Repeat all of the material exactly as given.

* BEGIN Records shown *

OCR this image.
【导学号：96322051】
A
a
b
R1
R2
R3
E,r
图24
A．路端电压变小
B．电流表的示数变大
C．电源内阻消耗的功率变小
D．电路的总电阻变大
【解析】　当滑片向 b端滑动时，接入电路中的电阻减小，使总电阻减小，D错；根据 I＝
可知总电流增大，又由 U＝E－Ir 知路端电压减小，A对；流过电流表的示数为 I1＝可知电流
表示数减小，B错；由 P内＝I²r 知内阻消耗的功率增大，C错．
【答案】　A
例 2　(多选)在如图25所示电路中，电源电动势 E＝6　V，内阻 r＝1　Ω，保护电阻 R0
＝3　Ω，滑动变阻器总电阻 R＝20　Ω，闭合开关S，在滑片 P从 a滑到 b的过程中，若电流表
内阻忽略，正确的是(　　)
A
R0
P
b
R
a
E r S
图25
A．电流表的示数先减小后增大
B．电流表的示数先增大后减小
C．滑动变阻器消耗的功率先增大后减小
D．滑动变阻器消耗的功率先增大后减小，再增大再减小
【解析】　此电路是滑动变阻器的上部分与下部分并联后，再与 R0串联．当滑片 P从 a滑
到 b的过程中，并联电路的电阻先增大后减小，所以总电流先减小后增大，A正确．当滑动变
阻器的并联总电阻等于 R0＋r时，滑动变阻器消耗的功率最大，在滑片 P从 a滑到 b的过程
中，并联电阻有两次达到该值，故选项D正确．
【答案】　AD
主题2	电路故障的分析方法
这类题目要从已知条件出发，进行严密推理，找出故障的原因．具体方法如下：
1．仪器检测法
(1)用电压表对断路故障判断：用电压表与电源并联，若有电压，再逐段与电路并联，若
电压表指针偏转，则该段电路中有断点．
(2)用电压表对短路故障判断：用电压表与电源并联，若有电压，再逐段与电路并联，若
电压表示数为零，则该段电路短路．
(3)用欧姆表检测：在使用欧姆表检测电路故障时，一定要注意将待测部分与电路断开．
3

* END Records shown *

**Response:**
OCR this image.
【导学号：96322051】
A
a
b
R1
R2
R3
E,r
图24
A．路端电压变小
B．电流表的示数变大
C．电源内阻消耗的功率变小
D．电路的总电阻变大
【解析】　当滑片向 b端滑动时，接入电路中的电阻减小，使总电阻减小，D错；根据 I＝
可知总电流增大，又由 U＝E－Ir 知路端电压减小，A对；流过电流表的示数为 I1＝可知电流
表示数减小，B错；由 P内＝I²r 知内阻消耗的功率增大，C错．
【答案】　A
例 2　(多选)在如图25所示电路中，电源电动势 E＝6　V，内阻 r＝1　Ω，保护电阻 R0
＝3　Ω，滑动变阻器总电阻 R＝20　Ω，闭合开关S，在滑片 P从 a滑到 b的过程中，若电流表
内阻忽略，正确的是(　　)
A
R0
P
b
R
a
E r S
图25
A．电流表的示数先减小后增大
B．电流表的示数先增大后减小
C．滑动变阻器消耗的功率先增大后减小
D．滑动变阻器消耗的功率先增大后减小，再增大再减小
【解析】　此电路是滑动变阻器的上部分与下部分并联后，再与 R0串联．当滑片 P从 a滑
到 b的过程中，并联电路的电阻先增大后减小，所以总电流先减小后增大，A正确．当滑动变
阻器的并联总电阻等于 R0＋r时，滑动变阻器消耗的功率最大，在滑片 P从 a滑到 b的过程
中，并联电阻有两次达到该值，故选项D正确．
【答案】　AD
主题2	电路故障的分析方法
这类题目要从已知条件出发，进行严密推理，找出故障的原因．具体方法如下：
1．仪器检测法
(1)用电压表对断路故障判断：用电压表与电源并联，若有电压，再逐段与电路并联，若
电压表指针偏转，则该段电路中有断点．
(2)用电压表对短路故障判断：用电压表与电源并联，若有电压，再逐段与电路并联，若
电压表示数为零，则该段电路短路．
(3)用欧姆表检测：在使用欧姆表检测电路故障时，一定要注意将待测部分与电路断开．
3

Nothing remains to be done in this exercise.